(EXERCISE OBJECTIVE):
Search the material below for the word "JSON". Copy every line that has it.

(DATA SHOWN):
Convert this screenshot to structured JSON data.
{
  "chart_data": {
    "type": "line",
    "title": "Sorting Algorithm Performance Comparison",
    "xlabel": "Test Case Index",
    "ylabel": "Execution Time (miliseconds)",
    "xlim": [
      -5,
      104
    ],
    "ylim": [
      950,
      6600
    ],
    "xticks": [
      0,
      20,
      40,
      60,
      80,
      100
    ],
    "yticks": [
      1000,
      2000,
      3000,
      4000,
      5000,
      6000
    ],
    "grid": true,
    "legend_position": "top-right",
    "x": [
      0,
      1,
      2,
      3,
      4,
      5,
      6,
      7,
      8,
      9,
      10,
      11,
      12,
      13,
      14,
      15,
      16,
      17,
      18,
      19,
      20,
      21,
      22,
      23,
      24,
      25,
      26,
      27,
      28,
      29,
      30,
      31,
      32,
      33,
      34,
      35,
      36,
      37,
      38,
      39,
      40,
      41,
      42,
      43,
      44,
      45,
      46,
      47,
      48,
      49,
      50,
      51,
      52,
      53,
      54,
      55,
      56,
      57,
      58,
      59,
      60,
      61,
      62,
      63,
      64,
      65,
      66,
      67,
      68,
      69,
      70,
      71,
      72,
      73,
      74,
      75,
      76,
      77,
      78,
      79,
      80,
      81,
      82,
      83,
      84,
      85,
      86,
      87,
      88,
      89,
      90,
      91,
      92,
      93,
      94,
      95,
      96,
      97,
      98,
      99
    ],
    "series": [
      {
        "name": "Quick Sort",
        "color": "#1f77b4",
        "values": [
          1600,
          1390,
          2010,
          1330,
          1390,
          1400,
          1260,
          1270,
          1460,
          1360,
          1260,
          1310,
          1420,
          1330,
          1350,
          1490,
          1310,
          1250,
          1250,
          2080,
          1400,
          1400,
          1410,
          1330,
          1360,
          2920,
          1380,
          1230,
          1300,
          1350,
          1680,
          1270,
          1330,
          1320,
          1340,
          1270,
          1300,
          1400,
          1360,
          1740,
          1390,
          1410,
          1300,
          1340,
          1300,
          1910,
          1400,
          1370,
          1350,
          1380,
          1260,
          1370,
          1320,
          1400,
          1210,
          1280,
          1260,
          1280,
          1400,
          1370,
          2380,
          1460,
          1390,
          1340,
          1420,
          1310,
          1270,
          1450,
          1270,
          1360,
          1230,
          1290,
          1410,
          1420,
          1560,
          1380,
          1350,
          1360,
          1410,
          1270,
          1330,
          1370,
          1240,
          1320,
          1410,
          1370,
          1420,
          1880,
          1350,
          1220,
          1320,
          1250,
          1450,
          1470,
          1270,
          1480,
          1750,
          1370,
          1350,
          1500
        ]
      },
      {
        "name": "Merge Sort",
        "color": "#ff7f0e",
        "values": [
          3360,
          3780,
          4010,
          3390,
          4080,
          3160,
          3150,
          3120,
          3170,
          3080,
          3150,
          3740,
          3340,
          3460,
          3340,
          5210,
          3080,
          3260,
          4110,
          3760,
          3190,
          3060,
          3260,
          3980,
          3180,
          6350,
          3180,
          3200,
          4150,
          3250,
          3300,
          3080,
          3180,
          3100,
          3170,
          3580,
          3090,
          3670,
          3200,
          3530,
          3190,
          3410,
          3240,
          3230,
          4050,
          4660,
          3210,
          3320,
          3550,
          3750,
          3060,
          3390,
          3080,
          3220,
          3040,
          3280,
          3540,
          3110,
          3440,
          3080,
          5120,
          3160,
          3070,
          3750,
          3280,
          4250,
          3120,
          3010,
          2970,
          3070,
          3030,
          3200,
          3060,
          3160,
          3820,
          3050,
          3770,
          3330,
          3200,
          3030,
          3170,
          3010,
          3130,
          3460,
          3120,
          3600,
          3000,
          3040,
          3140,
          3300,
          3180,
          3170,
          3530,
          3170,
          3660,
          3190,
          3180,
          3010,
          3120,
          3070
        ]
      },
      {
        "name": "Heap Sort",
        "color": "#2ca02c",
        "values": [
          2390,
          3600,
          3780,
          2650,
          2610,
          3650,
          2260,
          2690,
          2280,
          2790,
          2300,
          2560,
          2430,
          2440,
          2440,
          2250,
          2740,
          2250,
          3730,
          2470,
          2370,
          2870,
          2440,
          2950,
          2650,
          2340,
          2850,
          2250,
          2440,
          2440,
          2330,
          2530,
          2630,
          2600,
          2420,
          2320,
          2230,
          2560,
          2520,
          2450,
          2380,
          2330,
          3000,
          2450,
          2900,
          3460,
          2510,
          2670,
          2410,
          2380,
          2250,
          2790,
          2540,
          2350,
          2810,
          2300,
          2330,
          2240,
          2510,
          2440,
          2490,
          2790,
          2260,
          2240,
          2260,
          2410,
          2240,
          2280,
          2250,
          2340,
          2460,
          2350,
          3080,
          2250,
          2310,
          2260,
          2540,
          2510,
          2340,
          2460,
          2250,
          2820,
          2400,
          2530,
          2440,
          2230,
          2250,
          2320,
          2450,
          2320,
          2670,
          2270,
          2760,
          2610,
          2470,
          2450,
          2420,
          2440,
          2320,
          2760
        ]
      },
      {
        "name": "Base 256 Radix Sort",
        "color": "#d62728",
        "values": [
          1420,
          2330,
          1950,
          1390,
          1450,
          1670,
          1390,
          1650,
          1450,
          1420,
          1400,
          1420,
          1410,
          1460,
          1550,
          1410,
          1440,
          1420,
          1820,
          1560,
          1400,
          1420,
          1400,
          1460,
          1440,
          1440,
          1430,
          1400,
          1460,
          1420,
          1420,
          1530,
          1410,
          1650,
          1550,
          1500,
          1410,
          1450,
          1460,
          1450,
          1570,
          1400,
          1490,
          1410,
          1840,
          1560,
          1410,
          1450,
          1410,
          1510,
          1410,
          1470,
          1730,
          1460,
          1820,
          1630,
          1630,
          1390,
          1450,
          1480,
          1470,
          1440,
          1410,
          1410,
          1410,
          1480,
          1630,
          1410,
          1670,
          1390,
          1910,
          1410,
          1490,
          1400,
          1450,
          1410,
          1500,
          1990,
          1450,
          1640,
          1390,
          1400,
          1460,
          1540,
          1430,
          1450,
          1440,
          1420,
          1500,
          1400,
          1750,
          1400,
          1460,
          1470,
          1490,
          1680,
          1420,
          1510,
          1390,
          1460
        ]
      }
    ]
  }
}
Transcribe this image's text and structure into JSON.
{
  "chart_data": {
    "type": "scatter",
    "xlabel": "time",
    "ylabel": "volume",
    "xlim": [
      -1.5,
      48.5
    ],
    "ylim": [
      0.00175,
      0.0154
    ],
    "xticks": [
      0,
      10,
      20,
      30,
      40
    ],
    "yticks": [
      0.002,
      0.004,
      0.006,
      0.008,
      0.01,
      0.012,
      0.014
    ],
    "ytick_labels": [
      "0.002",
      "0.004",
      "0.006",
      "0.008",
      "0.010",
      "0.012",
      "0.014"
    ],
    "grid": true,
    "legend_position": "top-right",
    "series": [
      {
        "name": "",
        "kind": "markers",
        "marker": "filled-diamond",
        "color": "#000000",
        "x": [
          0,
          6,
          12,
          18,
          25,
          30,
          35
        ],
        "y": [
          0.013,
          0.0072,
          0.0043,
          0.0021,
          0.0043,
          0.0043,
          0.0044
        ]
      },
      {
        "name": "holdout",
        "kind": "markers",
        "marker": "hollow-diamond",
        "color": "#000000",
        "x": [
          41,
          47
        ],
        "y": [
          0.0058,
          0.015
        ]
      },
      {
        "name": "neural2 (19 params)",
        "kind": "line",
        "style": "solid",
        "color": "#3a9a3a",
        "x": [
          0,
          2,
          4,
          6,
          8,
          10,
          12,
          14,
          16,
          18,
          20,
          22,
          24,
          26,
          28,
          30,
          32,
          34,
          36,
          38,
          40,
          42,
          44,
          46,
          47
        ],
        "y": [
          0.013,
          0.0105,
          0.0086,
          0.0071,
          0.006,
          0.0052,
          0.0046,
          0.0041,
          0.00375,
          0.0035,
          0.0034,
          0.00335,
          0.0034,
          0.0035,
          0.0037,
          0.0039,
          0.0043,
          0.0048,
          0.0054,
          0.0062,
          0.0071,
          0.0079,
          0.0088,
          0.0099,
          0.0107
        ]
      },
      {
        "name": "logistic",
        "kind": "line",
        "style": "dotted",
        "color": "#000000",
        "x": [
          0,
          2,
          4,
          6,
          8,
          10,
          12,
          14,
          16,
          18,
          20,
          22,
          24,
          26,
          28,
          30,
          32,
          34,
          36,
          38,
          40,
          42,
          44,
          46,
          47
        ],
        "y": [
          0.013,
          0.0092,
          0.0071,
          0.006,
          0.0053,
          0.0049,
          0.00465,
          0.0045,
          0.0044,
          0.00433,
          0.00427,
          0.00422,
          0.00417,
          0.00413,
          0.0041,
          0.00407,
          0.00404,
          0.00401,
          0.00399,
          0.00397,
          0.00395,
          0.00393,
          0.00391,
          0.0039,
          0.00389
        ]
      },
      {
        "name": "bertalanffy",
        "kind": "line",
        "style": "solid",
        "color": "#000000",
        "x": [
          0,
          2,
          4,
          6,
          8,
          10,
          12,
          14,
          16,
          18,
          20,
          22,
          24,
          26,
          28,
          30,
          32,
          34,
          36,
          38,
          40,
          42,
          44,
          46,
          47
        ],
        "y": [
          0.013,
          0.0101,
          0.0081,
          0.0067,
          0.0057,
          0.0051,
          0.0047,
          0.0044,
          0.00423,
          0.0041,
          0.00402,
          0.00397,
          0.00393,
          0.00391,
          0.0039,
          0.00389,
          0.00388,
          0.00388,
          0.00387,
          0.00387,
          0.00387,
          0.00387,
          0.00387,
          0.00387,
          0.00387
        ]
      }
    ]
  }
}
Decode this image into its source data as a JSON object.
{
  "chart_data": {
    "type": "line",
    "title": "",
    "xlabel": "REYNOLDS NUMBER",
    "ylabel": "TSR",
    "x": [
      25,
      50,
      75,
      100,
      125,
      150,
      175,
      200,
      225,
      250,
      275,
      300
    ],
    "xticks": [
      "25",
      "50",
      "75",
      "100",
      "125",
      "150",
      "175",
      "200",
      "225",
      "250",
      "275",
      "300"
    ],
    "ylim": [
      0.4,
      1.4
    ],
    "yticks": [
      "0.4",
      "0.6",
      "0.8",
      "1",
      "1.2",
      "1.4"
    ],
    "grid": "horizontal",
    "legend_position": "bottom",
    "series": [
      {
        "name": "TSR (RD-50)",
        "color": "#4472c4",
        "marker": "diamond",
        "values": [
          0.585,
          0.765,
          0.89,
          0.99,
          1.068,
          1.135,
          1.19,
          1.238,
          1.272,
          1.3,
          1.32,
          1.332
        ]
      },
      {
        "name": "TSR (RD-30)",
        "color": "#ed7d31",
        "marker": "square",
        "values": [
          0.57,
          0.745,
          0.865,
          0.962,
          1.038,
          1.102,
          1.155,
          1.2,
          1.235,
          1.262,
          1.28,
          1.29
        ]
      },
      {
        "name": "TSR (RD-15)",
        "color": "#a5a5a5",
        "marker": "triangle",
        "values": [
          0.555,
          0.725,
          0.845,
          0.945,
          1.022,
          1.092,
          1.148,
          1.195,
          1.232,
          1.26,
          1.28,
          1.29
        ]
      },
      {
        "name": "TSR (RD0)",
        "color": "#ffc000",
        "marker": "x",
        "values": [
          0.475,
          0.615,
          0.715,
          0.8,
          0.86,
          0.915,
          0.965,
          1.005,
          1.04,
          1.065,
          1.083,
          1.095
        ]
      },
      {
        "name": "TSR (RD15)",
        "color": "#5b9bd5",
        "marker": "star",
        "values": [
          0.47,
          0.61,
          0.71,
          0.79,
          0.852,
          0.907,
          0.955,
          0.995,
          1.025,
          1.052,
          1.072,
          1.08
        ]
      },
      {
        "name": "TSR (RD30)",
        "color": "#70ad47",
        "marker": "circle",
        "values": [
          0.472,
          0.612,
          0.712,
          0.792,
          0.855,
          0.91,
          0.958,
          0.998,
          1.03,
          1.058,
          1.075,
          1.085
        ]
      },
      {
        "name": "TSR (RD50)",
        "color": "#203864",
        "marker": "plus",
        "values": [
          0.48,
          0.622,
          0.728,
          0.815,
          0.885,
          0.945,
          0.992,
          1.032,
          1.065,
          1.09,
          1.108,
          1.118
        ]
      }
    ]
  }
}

(EXERCISE RESULT):
Convert this screenshot to structured JSON data.
Transcribe this image's text and structure into JSON.
Decode this image into its source data as a JSON object.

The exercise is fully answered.